(Records provided)
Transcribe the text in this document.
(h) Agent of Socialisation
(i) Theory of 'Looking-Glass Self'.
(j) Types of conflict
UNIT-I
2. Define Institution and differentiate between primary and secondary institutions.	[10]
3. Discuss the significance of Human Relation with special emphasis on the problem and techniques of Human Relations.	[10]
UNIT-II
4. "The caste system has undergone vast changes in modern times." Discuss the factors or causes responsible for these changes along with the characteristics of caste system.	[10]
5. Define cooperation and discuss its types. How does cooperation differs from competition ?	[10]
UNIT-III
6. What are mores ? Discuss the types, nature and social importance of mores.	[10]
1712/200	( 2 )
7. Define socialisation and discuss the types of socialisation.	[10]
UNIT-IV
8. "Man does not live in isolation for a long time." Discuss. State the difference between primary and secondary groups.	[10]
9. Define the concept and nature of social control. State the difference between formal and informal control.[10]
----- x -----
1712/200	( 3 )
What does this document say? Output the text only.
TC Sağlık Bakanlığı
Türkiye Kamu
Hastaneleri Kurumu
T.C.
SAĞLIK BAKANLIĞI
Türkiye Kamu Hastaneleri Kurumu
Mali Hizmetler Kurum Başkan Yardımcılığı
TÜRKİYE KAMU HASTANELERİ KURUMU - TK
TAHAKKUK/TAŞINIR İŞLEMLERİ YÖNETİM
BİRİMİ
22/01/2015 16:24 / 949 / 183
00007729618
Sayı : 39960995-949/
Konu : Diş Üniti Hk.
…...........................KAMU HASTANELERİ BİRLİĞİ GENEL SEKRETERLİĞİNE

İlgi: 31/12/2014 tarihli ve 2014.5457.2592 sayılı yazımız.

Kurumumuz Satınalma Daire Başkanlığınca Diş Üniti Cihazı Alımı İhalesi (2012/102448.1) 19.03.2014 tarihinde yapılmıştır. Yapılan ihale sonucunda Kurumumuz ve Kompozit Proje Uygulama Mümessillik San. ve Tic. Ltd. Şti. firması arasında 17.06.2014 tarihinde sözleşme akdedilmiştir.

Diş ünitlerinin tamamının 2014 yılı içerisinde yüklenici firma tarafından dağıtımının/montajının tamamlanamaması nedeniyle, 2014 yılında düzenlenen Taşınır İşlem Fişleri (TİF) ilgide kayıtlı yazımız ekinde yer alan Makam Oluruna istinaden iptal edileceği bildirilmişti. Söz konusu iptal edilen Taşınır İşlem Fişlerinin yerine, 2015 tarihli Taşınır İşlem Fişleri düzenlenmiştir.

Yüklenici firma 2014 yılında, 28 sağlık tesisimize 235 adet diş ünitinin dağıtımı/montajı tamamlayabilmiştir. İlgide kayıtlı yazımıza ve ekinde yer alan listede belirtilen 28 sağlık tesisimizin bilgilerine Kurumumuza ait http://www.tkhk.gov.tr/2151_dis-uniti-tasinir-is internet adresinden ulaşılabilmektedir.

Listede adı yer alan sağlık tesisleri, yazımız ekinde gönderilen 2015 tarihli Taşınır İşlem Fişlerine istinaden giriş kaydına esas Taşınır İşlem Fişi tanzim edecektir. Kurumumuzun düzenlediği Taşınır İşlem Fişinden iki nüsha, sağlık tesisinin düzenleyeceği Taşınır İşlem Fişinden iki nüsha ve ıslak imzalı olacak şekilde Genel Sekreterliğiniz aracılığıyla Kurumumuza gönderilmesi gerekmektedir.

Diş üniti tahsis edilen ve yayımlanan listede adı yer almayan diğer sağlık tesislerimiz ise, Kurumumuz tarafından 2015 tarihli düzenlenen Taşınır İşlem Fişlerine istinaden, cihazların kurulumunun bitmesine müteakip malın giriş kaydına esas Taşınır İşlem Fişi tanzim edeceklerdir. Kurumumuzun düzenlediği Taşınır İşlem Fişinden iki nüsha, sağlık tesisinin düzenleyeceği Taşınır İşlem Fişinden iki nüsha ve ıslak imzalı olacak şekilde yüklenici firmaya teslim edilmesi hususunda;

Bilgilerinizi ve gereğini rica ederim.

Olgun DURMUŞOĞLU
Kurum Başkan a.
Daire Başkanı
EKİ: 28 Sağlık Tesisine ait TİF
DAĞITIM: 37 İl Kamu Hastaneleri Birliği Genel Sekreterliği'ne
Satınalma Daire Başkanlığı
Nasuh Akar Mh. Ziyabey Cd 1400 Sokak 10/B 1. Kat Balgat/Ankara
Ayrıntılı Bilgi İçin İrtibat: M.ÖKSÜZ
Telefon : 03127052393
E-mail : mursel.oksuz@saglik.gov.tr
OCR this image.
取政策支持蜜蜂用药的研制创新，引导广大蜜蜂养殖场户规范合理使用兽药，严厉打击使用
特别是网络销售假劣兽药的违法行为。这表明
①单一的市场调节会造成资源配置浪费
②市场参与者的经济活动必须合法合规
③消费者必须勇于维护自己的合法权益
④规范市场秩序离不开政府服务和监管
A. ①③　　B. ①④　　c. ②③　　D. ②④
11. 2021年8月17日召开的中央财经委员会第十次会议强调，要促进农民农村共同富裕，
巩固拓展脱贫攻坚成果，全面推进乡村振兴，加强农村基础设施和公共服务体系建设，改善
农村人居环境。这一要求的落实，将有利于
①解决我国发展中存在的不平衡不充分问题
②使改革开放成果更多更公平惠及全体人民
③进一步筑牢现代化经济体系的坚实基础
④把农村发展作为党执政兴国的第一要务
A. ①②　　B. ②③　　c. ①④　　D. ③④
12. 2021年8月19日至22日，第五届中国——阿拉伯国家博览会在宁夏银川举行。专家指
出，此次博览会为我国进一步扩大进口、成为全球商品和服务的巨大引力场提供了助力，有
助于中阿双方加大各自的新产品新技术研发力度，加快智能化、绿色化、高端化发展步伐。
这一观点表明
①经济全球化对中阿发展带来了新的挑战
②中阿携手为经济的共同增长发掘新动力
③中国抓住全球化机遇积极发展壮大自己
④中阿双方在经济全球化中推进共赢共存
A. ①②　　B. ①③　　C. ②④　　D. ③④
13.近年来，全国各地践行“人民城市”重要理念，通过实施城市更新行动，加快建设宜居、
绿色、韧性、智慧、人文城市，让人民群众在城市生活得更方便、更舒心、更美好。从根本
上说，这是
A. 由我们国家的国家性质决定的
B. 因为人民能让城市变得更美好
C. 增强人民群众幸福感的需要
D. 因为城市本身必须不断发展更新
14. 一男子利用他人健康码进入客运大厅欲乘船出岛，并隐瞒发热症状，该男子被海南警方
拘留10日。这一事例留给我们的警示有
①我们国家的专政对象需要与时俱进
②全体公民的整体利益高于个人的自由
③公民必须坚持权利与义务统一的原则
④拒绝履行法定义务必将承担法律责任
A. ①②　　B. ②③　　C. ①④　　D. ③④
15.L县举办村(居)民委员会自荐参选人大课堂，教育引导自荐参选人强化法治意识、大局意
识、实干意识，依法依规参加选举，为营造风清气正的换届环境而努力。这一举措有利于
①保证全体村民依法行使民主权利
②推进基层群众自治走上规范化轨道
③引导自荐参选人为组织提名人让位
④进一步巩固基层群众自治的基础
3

(Directions)
Gather each line of the listing containing the word "HASTANELERİ" and show it.

(Completed task)
TÜRKİYE KAMU HASTANELERİ KURUMU - TK
…...........................KAMU HASTANELERİ BİRLİĞİ GENEL SEKRETERLİĞİNE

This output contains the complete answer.